A.M. Best Special Report: Clouds on Horizon After Title Industry's Bright Year
October 12, 2005
OLDWICK, N.J. -- The title industry reported near-record results in 2004, following a record-setting year in 2003. Overall underwriting performance in 2004 was almost as strong as in 2003, fueled by favorable economic conditions marked by the continuing housing boom, according to a special report issued by A.M. Best Co.
The industry's operating revenue declined slightly from the historically high 2003 levels, while performance was driven by continuing favorable loss experience and enhanced operating efficiencies.
Following record earnings generated in the previous year, the title industry reported robust earnings in 2004 for the ninth consecutive year. The industry's 2004 net income of approximately $1.1 billion was almost at par with the record-breaking year of 2003. Pretax underwriting gains, while significant, nevertheless declined somewhat from 2003, whereas both net investment income and net realized capital gains compared favorably with the prior year. The favorable performance was driven by strong underwriting results and an increase in net realized capital gains attributed to favorable equity markets in 2004. Operating revenue was nearly equal to the historical high posted in 2003 and reflected sustained high demand for title products.

Short task: Continue the article on the title industry's 2004 results, picking up after its final sentence.

(Rows from a dataset)
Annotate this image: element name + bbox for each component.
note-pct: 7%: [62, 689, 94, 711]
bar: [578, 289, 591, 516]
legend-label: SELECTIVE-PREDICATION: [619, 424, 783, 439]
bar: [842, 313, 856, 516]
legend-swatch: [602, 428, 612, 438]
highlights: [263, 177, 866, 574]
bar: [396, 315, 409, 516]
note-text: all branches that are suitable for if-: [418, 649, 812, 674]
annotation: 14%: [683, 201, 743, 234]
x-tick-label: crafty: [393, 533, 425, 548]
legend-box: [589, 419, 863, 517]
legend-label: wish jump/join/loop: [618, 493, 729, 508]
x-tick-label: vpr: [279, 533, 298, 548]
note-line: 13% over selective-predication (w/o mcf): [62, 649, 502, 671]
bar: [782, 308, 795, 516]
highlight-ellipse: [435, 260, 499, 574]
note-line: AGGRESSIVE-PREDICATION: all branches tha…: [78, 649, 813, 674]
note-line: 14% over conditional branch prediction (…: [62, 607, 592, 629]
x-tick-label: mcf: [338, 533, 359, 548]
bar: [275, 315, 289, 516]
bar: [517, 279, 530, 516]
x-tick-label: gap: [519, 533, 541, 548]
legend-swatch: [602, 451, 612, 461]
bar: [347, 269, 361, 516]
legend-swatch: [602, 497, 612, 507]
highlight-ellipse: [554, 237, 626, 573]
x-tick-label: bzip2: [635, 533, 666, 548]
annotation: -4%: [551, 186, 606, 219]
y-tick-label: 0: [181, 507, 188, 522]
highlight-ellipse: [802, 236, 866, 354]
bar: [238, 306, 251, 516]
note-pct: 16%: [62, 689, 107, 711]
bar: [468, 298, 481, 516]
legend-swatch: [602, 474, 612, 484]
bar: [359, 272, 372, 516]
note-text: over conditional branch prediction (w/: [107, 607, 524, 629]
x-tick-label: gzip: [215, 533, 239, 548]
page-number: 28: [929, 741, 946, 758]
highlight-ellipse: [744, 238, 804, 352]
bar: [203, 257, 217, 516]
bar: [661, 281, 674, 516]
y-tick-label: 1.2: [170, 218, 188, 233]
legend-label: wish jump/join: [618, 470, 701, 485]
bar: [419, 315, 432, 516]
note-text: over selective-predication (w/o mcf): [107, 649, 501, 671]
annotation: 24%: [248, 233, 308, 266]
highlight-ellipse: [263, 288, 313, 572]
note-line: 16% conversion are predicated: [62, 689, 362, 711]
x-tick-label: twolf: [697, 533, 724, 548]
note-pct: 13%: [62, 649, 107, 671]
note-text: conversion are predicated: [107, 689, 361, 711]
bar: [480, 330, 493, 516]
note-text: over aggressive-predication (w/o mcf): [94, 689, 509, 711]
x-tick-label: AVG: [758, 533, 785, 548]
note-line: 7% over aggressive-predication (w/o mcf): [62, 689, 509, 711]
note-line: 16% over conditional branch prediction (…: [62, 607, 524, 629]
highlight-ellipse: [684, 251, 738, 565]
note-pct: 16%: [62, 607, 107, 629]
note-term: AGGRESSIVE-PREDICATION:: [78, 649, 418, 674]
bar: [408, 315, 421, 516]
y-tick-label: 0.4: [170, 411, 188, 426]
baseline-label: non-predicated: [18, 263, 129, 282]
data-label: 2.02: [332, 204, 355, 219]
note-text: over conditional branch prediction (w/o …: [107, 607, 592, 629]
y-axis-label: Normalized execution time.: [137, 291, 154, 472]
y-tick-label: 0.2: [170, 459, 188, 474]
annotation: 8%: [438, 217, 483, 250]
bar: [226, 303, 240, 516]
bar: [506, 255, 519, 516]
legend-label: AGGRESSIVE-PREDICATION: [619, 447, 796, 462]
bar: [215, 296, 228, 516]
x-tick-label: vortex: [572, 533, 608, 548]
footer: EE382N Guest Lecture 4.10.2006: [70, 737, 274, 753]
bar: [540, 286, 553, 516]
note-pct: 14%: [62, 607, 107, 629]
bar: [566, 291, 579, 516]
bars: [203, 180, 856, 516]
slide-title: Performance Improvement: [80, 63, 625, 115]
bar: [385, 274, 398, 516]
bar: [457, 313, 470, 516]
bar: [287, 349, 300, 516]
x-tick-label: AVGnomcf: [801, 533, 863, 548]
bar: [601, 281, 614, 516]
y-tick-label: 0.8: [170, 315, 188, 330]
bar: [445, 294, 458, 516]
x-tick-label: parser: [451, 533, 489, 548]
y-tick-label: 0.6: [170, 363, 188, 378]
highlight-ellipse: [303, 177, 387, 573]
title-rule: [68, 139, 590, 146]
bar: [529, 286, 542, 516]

The reply:
As the broader economy continued its recovery in 2004, the housing sector, which included a demand for new mortgages as well as refinancing activity, remained favorable even as the Federal Reserve initiated a policy of gradually increasing short-term interest rates from the historically low levels witnessed in 2002 and 2003. While the housing affordability index dropped by 5.8 points to 132.6 in 2004, largely reflecting rapid appreciation in real estate prices, it still remained well above historical levels, as long-term rates, which are the primary determining factor behind mortgage rates, continued to trend lower. There are some troubling trends on the horizon. These include the development of what many in the housing industry refer to as a real estate "bubble," as home prices continue to increase at rates far above the growth in personal income.
The title industry also is the subject of several investigations. The actions were initiated by the regulatory agencies of states such as California and Colorado, as well as by the U.S. Department of Housing and Urban Development (HUD), the federal agency with oversight of the housing industry and related practices. The primary focus of the investigations at the state level are so-called captive reinsurance agreements, whereby several major title insurance companies ceded nearly 50% of the premium to captive reinsurance companies set up by homebuilders and developers.
The investigations have centered on whether these payments were in effect "kickbacks" in return for referral of title business from the developers, and whether these arrangements raised the cost of procuring title insurance for the homebuyer. As of this writing, several of the major title insurers have promised to end these practices; have refunded part or all of the premiums involved in these arrangements back to policyholders; and have paid fines and penalties to the regulatory agencies as part of an overall settlement.
The industry has evolved rapidly in recent years due to several factors, which included: consolidation activity; introduction of new and expanded products; technology advancements; entry into new lines of business; and national and international expansion. As the industry continues to evolve by diversifying its products and services and enhancing its utilization of technology, the potential for volatility in revenue and earnings will be somewhat mitigated by economic cycles.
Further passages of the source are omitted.